TASK DESCRIPTION =>
Quote the records in full and leave their pictures out.

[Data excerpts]
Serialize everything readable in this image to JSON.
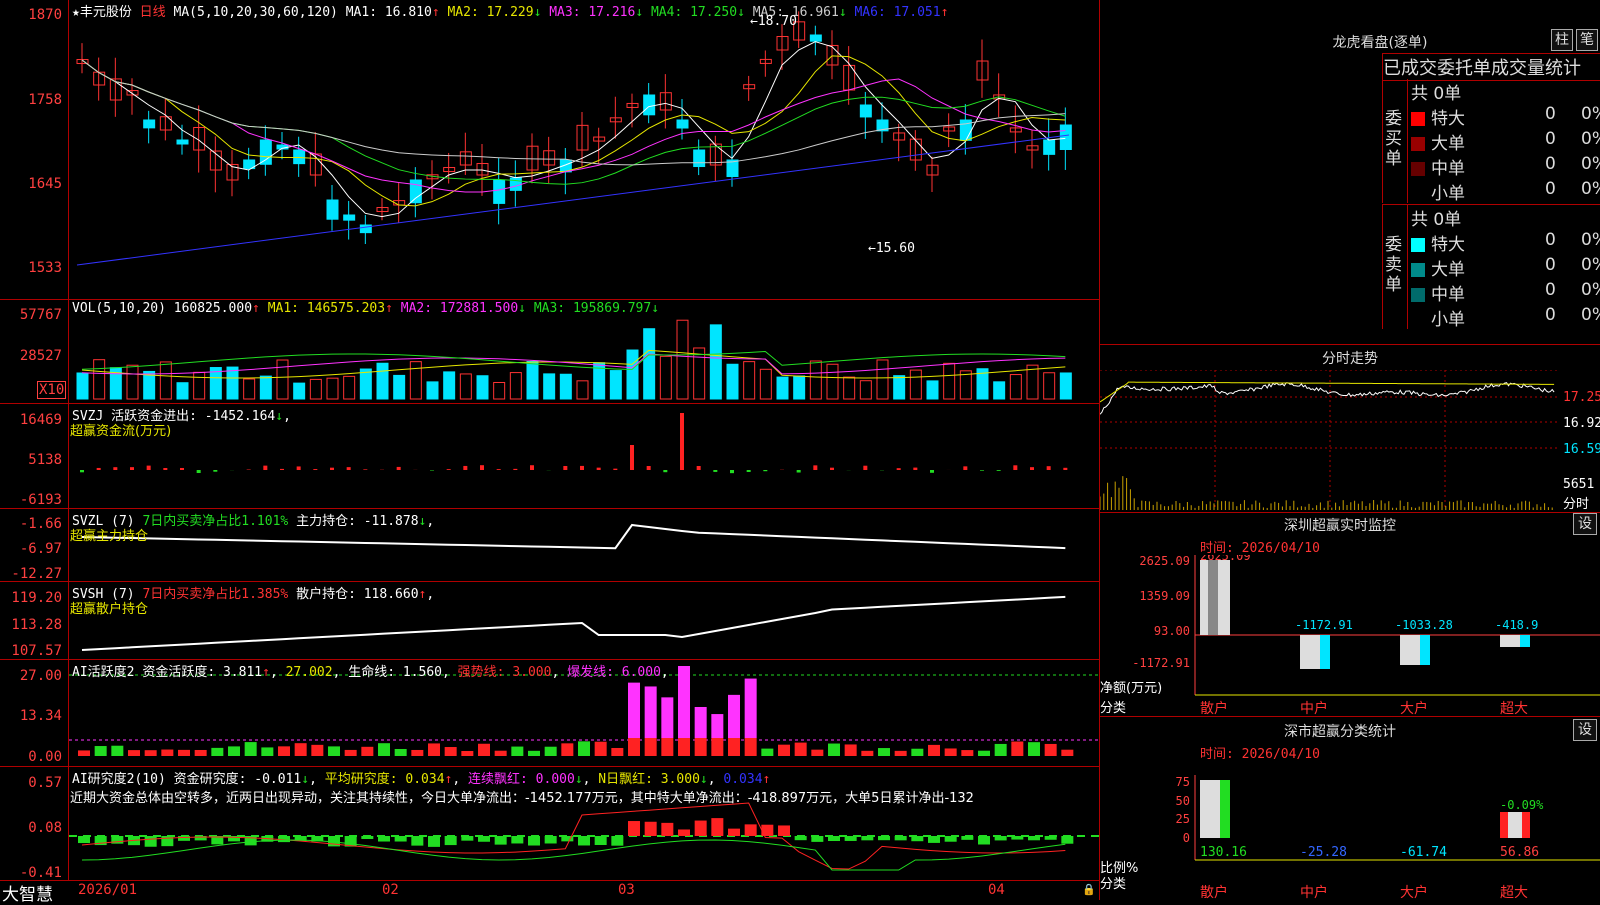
{
  "stock": {
    "star": "★",
    "name": "丰元股份",
    "period": "日线"
  },
  "colors": {
    "up": "#ff3333",
    "down": "#00e5ff",
    "grid": "#b00000",
    "ma1": "#ffffff",
    "ma2": "#e6e600",
    "ma3": "#ff33ff",
    "ma4": "#22dd22",
    "ma5": "#cccccc",
    "ma6": "#3333ff"
  },
  "main": {
    "ma_prefix": "MA(5,10,20,30,60,120)",
    "ma": [
      {
        "label": "MA1: 16.810",
        "arrow": "↑"
      },
      {
        "label": "MA2: 17.229",
        "arrow": "↓"
      },
      {
        "label": "MA3: 17.216",
        "arrow": "↓"
      },
      {
        "label": "MA4: 17.250",
        "arrow": "↓"
      },
      {
        "label": "MA5: 16.961",
        "arrow": "↓"
      },
      {
        "label": "MA6: 17.051",
        "arrow": "↑"
      }
    ],
    "y_ticks": [
      "1870",
      "1758",
      "1645",
      "1533"
    ],
    "high_mark": "18.70",
    "low_mark": "15.60"
  },
  "vol": {
    "title": "VOL(5,10,20)",
    "value": "160825.000",
    "arrow": "↑",
    "ma": [
      {
        "label": "MA1: 146575.203",
        "arrow": "↑"
      },
      {
        "label": "MA2: 172881.500",
        "arrow": "↓"
      },
      {
        "label": "MA3: 195869.797",
        "arrow": "↓"
      }
    ],
    "y_ticks": [
      "57767",
      "28527"
    ],
    "unit": "X10"
  },
  "svzj": {
    "title": "SVZJ",
    "line1": "活跃资金进出: -1452.164",
    "arrow": "↓",
    "line2": "超赢资金流(万元)",
    "y_ticks": [
      "16469",
      "5138",
      "-6193"
    ]
  },
  "svzl": {
    "title": "SVZL (7)",
    "ratio": "7日内买卖净占比1.101%",
    "label": "主力持仓: -11.878",
    "arrow": "↓",
    "line2": "超赢主力持仓",
    "y_ticks": [
      "-1.66",
      "-6.97",
      "-12.27"
    ]
  },
  "svsh": {
    "title": "SVSH (7)",
    "ratio": "7日内买卖净占比1.385%",
    "label": "散户持仓: 118.660",
    "arrow": "↑",
    "line2": "超赢散户持仓",
    "y_ticks": [
      "119.20",
      "113.28",
      "107.57"
    ]
  },
  "ai1": {
    "title": "AI活跃度2",
    "label": "资金活跃度: 3.811",
    "arrow1": "↑",
    "v2": "27.002",
    "life": "生命线: 1.560",
    "strong": "强势线: 3.000",
    "burst": "爆发线: 6.000",
    "y_ticks": [
      "27.00",
      "13.34",
      "0.00"
    ]
  },
  "ai2": {
    "title": "AI研究度2(10)",
    "label": "资金研究度: -0.011",
    "arrow1": "↓",
    "avg": "平均研究度: 0.034",
    "arrow2": "↑",
    "cont": "连续飘红: 0.000",
    "arrow3": "↓",
    "nday": "N日飘红: 3.000",
    "arrow4": "↓",
    "v5": "0.034",
    "arrow5": "↑",
    "comment": "近期大资金总体由空转多，近两日出现异动，关注其持续性，今日大单净流出：-1452.177万元，其中特大单净流出：-418.897万元，大单5日累计净出-132",
    "y_ticks": [
      "0.57",
      "0.08",
      "-0.41"
    ]
  },
  "xaxis": {
    "logo": "大智慧",
    "labels": [
      "2026/01",
      "02",
      "03",
      "04"
    ]
  },
  "right": {
    "lhb_title": "龙虎看盘(逐单)",
    "btn_bar": "柱",
    "btn_bi": "笔",
    "tabs": "已成交委托单成交量统计",
    "buy": {
      "side": "委买单",
      "total": "共 0单",
      "rows": [
        {
          "name": "特大",
          "count": "0",
          "pct": "0%",
          "color": "#ff0000"
        },
        {
          "name": "大单",
          "count": "0",
          "pct": "0%",
          "color": "#990000"
        },
        {
          "name": "中单",
          "count": "0",
          "pct": "0%",
          "color": "#660000"
        },
        {
          "name": "小单",
          "count": "0",
          "pct": "0%",
          "color": "#000000"
        }
      ]
    },
    "sell": {
      "side": "委卖单",
      "total": "共 0单",
      "rows": [
        {
          "name": "特大",
          "count": "0",
          "pct": "0%",
          "color": "#00ffff"
        },
        {
          "name": "大单",
          "count": "0",
          "pct": "0%",
          "color": "#008b8b"
        },
        {
          "name": "中单",
          "count": "0",
          "pct": "0%",
          "color": "#006b6b"
        },
        {
          "name": "小单",
          "count": "0",
          "pct": "0%",
          "color": "#000000"
        }
      ]
    },
    "intraday": {
      "title": "分时走势",
      "prices": [
        "17.25",
        "16.92",
        "16.59"
      ],
      "vol": "5651",
      "unit": "分时"
    },
    "monitor": {
      "title": "深圳超赢实时监控",
      "btn": "设",
      "time": "时间: 2026/04/10",
      "y_ticks": [
        "2625.09",
        "1359.09",
        "93.00",
        "-1172.91"
      ],
      "top_value": "2625.09",
      "values": [
        "-1172.91",
        "-1033.28",
        "-418.9"
      ],
      "ylabel": "净额(万元)",
      "xlabel": "分类",
      "cats": [
        "散户",
        "中户",
        "大户",
        "超大"
      ]
    },
    "stats": {
      "title": "深市超赢分类统计",
      "btn": "设",
      "time": "时间: 2026/04/10",
      "y_ticks": [
        "75",
        "50",
        "25",
        "0"
      ],
      "top_value": "-0.09%",
      "ylabel": "比例%",
      "xlabel": "分类",
      "values": [
        "130.16",
        "-25.28",
        "-61.74",
        "56.86"
      ],
      "cats": [
        "散户",
        "中户",
        "大户",
        "超大"
      ]
    }
  }
}
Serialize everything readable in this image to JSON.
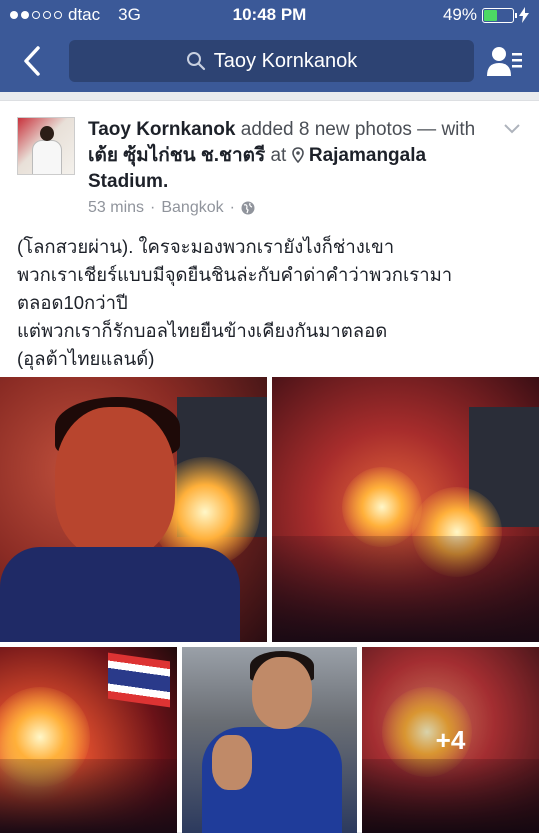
{
  "status_bar": {
    "carrier": "dtac",
    "network": "3G",
    "time": "10:48 PM",
    "battery": "49%",
    "battery_level": 0.49,
    "signal_bars_filled": 2,
    "signal_bars_total": 5
  },
  "nav": {
    "search_text": "Taoy Kornkanok",
    "icons": [
      "back-chevron-icon",
      "search-icon",
      "friend-list-icon"
    ]
  },
  "post": {
    "author": "Taoy Kornkanok",
    "action": " added 8 new photos — with ",
    "tagged": "เต้ย ซุ้มไก่ชน ช.ชาตรี",
    "at_word": " at ",
    "location": "Rajamangala Stadium.",
    "time_ago": "53 mins",
    "separator": "·",
    "place": "Bangkok",
    "text": "(โลกสวยผ่าน). ใครจะมองพวกเรายังไงก็ช่างเขา\nพวกเราเชียร์แบบมีจุดยืนชินล่ะกับคำด่าคำว่าพวกเรามา\nตลอด10กว่าปี\nแต่พวกเราก็รักบอลไทยยืนข้างเคียงกันมาตลอด\n(อุลต้าไทยแลนด์)",
    "more_photos": "+4"
  },
  "colors": {
    "brand": "#3b5998",
    "search_bg": "#2d4373",
    "meta_text": "#90949c"
  }
}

ANSWER IN FULL =>
Serialize everything readable in this image to JSON.
{
  "stock": {
    "star": "★",
    "name": "丰元股份",
    "period": "日线"
  },
  "colors": {
    "up": "#ff3333",
    "down": "#00e5ff",
    "grid": "#b00000",
    "ma1": "#ffffff",
    "ma2": "#e6e600",
    "ma3": "#ff33ff",
    "ma4": "#22dd22",
    "ma5": "#cccccc",
    "ma6": "#3333ff"
  },
  "main": {
    "ma_prefix": "MA(5,10,20,30,60,120)",
    "ma": [
      {
        "label": "MA1: 16.810",
        "arrow": "↑"
      },
      {
        "label": "MA2: 17.229",
        "arrow": "↓"
      },
      {
        "label": "MA3: 17.216",
        "arrow": "↓"
      },
      {
        "label": "MA4: 17.250",
        "arrow": "↓"
      },
      {
        "label": "MA5: 16.961",
        "arrow": "↓"
      },
      {
        "label": "MA6: 17.051",
        "arrow": "↑"
      }
    ],
    "y_ticks": [
      "1870",
      "1758",
      "1645",
      "1533"
    ],
    "high_mark": "18.70",
    "low_mark": "15.60"
  },
  "vol": {
    "title": "VOL(5,10,20)",
    "value": "160825.000",
    "arrow": "↑",
    "ma": [
      {
        "label": "MA1: 146575.203",
        "arrow": "↑"
      },
      {
        "label": "MA2: 172881.500",
        "arrow": "↓"
      },
      {
        "label": "MA3: 195869.797",
        "arrow": "↓"
      }
    ],
    "y_ticks": [
      "57767",
      "28527"
    ],
    "unit": "X10"
  },
  "svzj": {
    "title": "SVZJ",
    "line1": "活跃资金进出: -1452.164",
    "arrow": "↓",
    "line2": "超赢资金流(万元)",
    "y_ticks": [
      "16469",
      "5138",
      "-6193"
    ]
  },
  "svzl": {
    "title": "SVZL (7)",
    "ratio": "7日内买卖净占比1.101%",
    "label": "主力持仓: -11.878",
    "arrow": "↓",
    "line2": "超赢主力持仓",
    "y_ticks": [
      "-1.66",
      "-6.97",
      "-12.27"
    ]
  },
  "svsh": {
    "title": "SVSH (7)",
    "ratio": "7日内买卖净占比1.385%",
    "label": "散户持仓: 118.660",
    "arrow": "↑",
    "line2": "超赢散户持仓",
    "y_ticks": [
      "119.20",
      "113.28",
      "107.57"
    ]
  },
  "ai1": {
    "title": "AI活跃度2",
    "label": "资金活跃度: 3.811",
    "arrow1": "↑",
    "v2": "27.002",
    "life": "生命线: 1.560",
    "strong": "强势线: 3.000",
    "burst": "爆发线: 6.000",
    "y_ticks": [
      "27.00",
      "13.34",
      "0.00"
    ]
  },
  "ai2": {
    "title": "AI研究度2(10)",
    "label": "资金研究度: -0.011",
    "arrow1": "↓",
    "avg": "平均研究度: 0.034",
    "arrow2": "↑",
    "cont": "连续飘红: 0.000",
    "arrow3": "↓",
    "nday": "N日飘红: 3.000",
    "arrow4": "↓",
    "v5": "0.034",
    "arrow5": "↑",
    "comment": "近期大资金总体由空转多，近两日出现异动，关注其持续性，今日大单净流出：-1452.177万元，其中特大单净流出：-418.897万元，大单5日累计净出-132",
    "y_ticks": [
      "0.57",
      "0.08",
      "-0.41"
    ]
  },
  "xaxis": {
    "logo": "大智慧",
    "labels": [
      "2026/01",
      "02",
      "03",
      "04"
    ]
  },
  "right": {
    "lhb_title": "龙虎看盘(逐单)",
    "btn_bar": "柱",
    "btn_bi": "笔",
    "tabs": "已成交委托单成交量统计",
    "buy": {
      "side": "委买单",
      "total": "共 0单",
      "rows": [
        {
          "name": "特大",
          "count": "0",
          "pct": "0%",
          "color": "#ff0000"
        },
        {
          "name": "大单",
          "count": "0",
          "pct": "0%",
          "color": "#990000"
        },
        {
          "name": "中单",
          "count": "0",
          "pct": "0%",
          "color": "#660000"
        },
        {
          "name": "小单",
          "count": "0",
          "pct": "0%",
          "color": "#000000"
        }
      ]
    },
    "sell": {
      "side": "委卖单",
      "total": "共 0单",
      "rows": [
        {
          "name": "特大",
          "count": "0",
          "pct": "0%",
          "color": "#00ffff"
        },
        {
          "name": "大单",
          "count": "0",
          "pct": "0%",
          "color": "#008b8b"
        },
        {
          "name": "中单",
          "count": "0",
          "pct": "0%",
          "color": "#006b6b"
        },
        {
          "name": "小单",
          "count": "0",
          "pct": "0%",
          "color": "#000000"
        }
      ]
    },
    "intraday": {
      "title": "分时走势",
      "prices": [
        "17.25",
        "16.92",
        "16.59"
      ],
      "vol": "5651",
      "unit": "分时"
    },
    "monitor": {
      "title": "深圳超赢实时监控",
      "btn": "设",
      "time": "时间: 2026/04/10",
      "y_ticks": [
        "2625.09",
        "1359.09",
        "93.00",
        "-1172.91"
      ],
      "top_value": "2625.09",
      "values": [
        "-1172.91",
        "-1033.28",
        "-418.9"
      ],
      "ylabel": "净额(万元)",
      "xlabel": "分类",
      "cats": [
        "散户",
        "中户",
        "大户",
        "超大"
      ]
    },
    "stats": {
      "title": "深市超赢分类统计",
      "btn": "设",
      "time": "时间: 2026/04/10",
      "y_ticks": [
        "75",
        "50",
        "25",
        "0"
      ],
      "top_value": "-0.09%",
      "ylabel": "比例%",
      "xlabel": "分类",
      "values": [
        "130.16",
        "-25.28",
        "-61.74",
        "56.86"
      ],
      "cats": [
        "散户",
        "中户",
        "大户",
        "超大"
      ]
    }
  }
}
Serialize everything readable in this image to JSON.
{
  "status_bar": {
    "carrier": "dtac",
    "network": "3G",
    "time": "10:48 PM",
    "battery": "49%",
    "battery_level": 0.49,
    "signal_bars_filled": 2,
    "signal_bars_total": 5
  },
  "nav": {
    "search_text": "Taoy Kornkanok",
    "icons": [
      "back-chevron-icon",
      "search-icon",
      "friend-list-icon"
    ]
  },
  "post": {
    "author": "Taoy Kornkanok",
    "action": " added 8 new photos — with ",
    "tagged": "เต้ย ซุ้มไก่ชน ช.ชาตรี",
    "at_word": " at ",
    "location": "Rajamangala Stadium.",
    "time_ago": "53 mins",
    "separator": "·",
    "place": "Bangkok",
    "text": "(โลกสวยผ่าน). ใครจะมองพวกเรายังไงก็ช่างเขา\nพวกเราเชียร์แบบมีจุดยืนชินล่ะกับคำด่าคำว่าพวกเรามา\nตลอด10กว่าปี\nแต่พวกเราก็รักบอลไทยยืนข้างเคียงกันมาตลอด\n(อุลต้าไทยแลนด์)",
    "more_photos": "+4"
  },
  "colors": {
    "brand": "#3b5998",
    "search_bg": "#2d4373",
    "meta_text": "#90949c"
  }
}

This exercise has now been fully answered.